Tally the lines below that contain "false". The number is the whole answer.
**********
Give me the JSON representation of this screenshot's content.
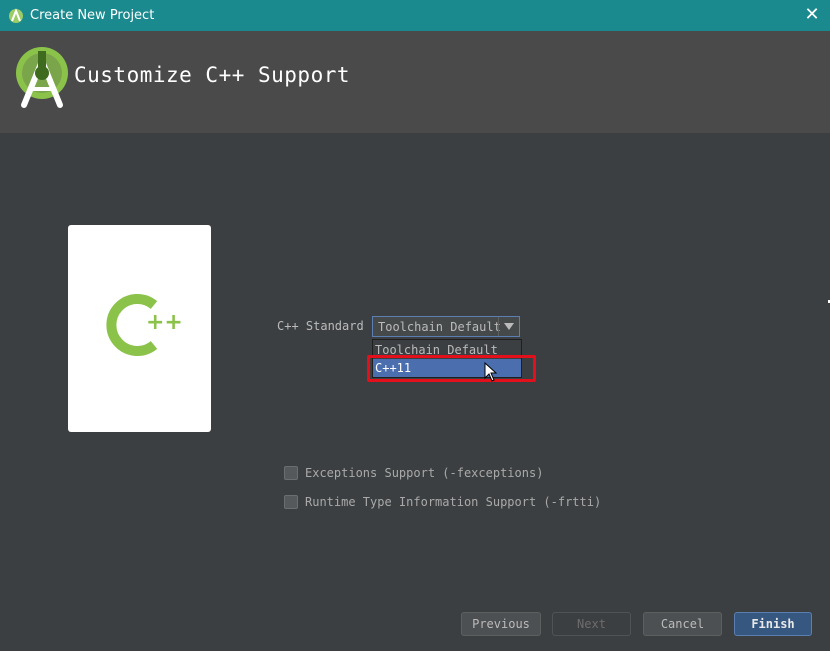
{
  "window": {
    "title": "Create New Project",
    "close_glyph": "✕"
  },
  "header": {
    "heading": "Customize C++ Support",
    "logo_icon": "android-studio-icon"
  },
  "preview": {
    "icon": "cpp-logo-icon",
    "logo_text": "++"
  },
  "form": {
    "standard_label": "C++ Standard",
    "standard_value": "Toolchain Default",
    "standard_options": [
      "Toolchain Default",
      "C++11"
    ],
    "highlighted_option": "C++11",
    "exceptions_label": "Exceptions Support (-fexceptions)",
    "exceptions_checked": false,
    "rtti_label": "Runtime Type Information Support (-frtti)",
    "rtti_checked": false
  },
  "buttons": {
    "previous": "Previous",
    "next": "Next",
    "cancel": "Cancel",
    "finish": "Finish"
  },
  "colors": {
    "titlebar": "#1b8a8f",
    "background": "#3c3f41",
    "header": "#4a4a4a",
    "selection": "#4b6eaf",
    "annotation_red": "#e3101c",
    "cpp_green": "#8bc34a"
  }
}
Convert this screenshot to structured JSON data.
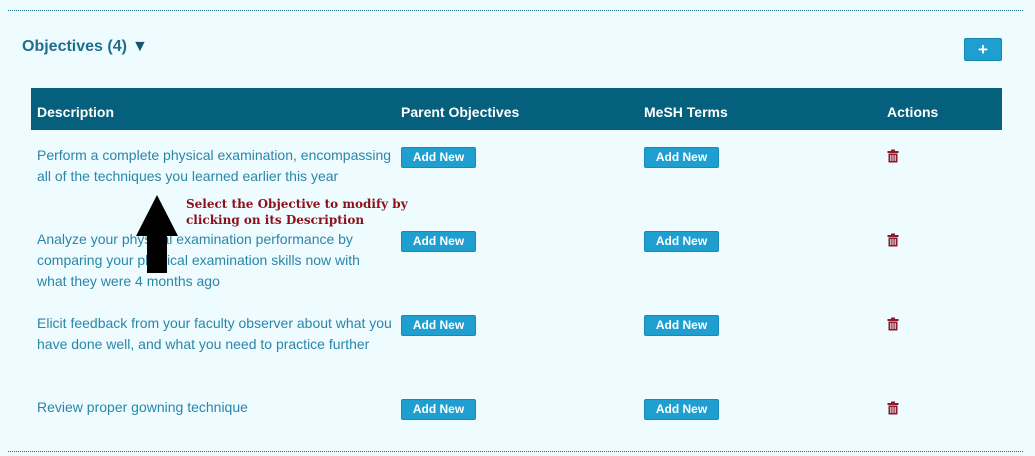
**********
COMPLETE ANSWER> 2